[[ Text for analysis, beginning ]]
After 19 seasons in Segunda División B, Bilbao Athletic returned to the second tier after defeating Cádiz CF 3–1 on aggregate in the promotion playoffs. However, in their campaign in the Segunda they were reliant on the same group, a core squad of 20-year-olds who had never played at such a high level before, and despite battling performances in most of their games, a pattern of narrow defeats led to the team finishing bottom and being relegated back down at the first attempt. Somewhat ironically, the promoted teams that season were CD Leganés whose squad included three players on loan from Athletic who would have been eligible to play for Bilbao Athletic that season, as well as the parent club's local rivals Alavés and Osasuna.

The team came close to another promotion in 2020–21, losing to Burgos after extra time in the final round of the promotion play-offs (they had lost in the opening round in 2018 and 2020).
[[ Text for analysis, end ]]
Work task =
Reproduce the passage on Bilbao Athletic's promotion and relegation word for word, in full.
[[ Record set, beginning ]]
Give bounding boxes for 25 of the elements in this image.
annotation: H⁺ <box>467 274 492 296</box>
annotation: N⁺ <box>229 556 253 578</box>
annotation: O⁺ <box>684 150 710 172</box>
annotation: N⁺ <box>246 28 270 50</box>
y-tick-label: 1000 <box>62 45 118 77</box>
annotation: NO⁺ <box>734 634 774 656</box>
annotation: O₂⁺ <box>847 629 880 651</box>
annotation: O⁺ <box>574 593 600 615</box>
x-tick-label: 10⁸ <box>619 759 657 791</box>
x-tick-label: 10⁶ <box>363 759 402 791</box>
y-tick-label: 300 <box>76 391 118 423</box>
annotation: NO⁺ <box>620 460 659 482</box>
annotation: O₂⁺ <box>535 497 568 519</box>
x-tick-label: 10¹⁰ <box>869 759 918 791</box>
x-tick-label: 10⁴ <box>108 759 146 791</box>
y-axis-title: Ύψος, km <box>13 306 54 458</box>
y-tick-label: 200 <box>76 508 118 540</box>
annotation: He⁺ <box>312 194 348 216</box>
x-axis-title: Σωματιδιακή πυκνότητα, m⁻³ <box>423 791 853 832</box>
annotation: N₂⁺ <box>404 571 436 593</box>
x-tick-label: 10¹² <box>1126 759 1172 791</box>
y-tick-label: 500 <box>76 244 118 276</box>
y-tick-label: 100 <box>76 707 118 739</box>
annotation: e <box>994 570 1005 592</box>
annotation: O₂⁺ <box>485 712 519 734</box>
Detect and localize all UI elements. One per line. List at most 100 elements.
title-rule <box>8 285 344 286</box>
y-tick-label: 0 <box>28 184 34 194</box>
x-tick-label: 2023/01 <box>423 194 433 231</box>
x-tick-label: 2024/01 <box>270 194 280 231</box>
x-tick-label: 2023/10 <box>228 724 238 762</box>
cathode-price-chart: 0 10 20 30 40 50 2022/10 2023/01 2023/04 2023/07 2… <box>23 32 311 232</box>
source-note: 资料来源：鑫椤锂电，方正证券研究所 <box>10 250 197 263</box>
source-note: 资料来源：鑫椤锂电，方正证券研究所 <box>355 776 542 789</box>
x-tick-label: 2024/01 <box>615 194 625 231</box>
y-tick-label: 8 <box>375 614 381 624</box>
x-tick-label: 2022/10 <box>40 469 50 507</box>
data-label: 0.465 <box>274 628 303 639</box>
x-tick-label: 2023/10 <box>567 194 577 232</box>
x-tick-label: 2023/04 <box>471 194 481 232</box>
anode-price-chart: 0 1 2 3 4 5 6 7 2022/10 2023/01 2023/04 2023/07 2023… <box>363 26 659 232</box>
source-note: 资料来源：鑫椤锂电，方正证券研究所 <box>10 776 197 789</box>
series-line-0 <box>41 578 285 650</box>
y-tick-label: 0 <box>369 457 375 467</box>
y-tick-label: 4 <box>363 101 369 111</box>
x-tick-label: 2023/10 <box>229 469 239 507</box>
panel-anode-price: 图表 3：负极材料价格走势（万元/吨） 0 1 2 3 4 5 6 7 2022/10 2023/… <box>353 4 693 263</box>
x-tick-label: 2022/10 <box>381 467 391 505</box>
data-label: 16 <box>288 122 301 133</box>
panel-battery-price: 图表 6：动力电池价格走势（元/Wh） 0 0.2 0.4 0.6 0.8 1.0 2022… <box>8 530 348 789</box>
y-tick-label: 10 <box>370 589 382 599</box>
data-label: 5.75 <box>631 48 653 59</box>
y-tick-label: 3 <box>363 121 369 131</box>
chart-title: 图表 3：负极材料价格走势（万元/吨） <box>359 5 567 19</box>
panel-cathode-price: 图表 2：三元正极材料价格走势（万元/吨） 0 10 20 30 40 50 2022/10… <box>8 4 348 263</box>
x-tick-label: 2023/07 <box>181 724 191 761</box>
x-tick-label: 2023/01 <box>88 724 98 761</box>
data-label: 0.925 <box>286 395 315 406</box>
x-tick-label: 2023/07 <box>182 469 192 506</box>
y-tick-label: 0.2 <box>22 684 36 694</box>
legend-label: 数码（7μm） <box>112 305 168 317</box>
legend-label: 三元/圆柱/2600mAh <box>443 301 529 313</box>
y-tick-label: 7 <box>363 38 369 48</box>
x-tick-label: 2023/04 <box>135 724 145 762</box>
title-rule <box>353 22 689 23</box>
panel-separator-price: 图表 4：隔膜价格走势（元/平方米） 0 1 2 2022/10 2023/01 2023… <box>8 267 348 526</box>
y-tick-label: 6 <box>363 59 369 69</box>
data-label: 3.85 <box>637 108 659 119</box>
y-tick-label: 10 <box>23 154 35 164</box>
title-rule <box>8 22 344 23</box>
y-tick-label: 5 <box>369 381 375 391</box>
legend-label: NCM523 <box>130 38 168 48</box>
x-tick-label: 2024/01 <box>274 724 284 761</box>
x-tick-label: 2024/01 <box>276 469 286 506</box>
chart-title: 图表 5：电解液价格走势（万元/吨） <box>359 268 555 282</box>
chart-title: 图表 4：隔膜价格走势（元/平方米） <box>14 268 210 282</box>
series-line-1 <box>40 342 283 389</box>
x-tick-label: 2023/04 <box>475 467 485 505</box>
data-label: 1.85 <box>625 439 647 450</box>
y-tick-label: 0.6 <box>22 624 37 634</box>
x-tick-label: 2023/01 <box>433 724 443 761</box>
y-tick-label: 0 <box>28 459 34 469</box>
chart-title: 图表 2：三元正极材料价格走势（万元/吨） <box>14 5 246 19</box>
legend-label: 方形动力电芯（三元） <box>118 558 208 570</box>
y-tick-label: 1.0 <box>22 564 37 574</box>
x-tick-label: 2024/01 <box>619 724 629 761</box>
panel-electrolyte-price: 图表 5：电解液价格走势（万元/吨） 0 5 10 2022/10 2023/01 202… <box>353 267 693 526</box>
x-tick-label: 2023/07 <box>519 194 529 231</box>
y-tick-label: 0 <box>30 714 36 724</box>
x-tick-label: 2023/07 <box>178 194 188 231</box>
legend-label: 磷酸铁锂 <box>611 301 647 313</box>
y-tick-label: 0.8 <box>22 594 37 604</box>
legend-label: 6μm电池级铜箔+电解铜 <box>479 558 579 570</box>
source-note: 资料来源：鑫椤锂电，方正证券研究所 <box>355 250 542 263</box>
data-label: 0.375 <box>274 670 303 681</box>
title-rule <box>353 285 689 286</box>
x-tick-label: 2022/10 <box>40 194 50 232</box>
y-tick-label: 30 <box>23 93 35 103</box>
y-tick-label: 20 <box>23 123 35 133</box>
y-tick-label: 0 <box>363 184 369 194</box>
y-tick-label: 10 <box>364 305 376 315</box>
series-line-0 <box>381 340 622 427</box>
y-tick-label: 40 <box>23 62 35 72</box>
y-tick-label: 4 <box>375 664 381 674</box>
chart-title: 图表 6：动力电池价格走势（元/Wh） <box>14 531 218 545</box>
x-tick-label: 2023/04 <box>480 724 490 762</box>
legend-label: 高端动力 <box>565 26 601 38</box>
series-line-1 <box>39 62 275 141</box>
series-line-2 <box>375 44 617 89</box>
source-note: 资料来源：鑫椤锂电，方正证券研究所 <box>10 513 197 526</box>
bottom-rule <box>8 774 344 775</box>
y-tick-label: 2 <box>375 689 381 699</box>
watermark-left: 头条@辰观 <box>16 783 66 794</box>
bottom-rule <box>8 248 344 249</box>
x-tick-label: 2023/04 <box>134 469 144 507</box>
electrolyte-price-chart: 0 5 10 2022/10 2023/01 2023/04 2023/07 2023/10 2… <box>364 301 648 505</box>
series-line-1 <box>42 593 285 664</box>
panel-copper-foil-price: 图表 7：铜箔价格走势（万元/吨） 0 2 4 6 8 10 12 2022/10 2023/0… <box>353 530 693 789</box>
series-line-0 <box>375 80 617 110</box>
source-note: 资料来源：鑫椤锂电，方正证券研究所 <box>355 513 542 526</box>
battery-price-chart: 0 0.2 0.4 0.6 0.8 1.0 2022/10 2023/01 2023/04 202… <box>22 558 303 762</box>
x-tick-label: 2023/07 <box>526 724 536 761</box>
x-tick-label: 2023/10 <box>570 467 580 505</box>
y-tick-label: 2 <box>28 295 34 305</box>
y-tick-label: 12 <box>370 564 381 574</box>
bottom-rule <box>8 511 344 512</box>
[[ Record set, end ]]
Response area =
After 19 seasons in Segunda División B, Bilbao Athletic returned to the second tier after defeating Cádiz CF 3–1 on aggregate in the promotion playoffs. However, in their campaign in the Segunda they were reliant on the same group, a core squad of 20-year-olds who had never played at such a high level before, and despite battling performances in most of their games, a pattern of narrow defeats led to the team finishing bottom and being relegated back down at the first attempt. Somewhat ironically, the promoted teams that season were CD Leganés whose squad included three players on loan from Athletic who would have been eligible to play for Bilbao Athletic that season, as well as the parent club's local rivals Alavés and Osasuna.

The team came close to another promotion in 2020–21, losing to Burgos after extra time in the final round of the promotion play-offs (they had lost in the opening round in 2018 and 2020).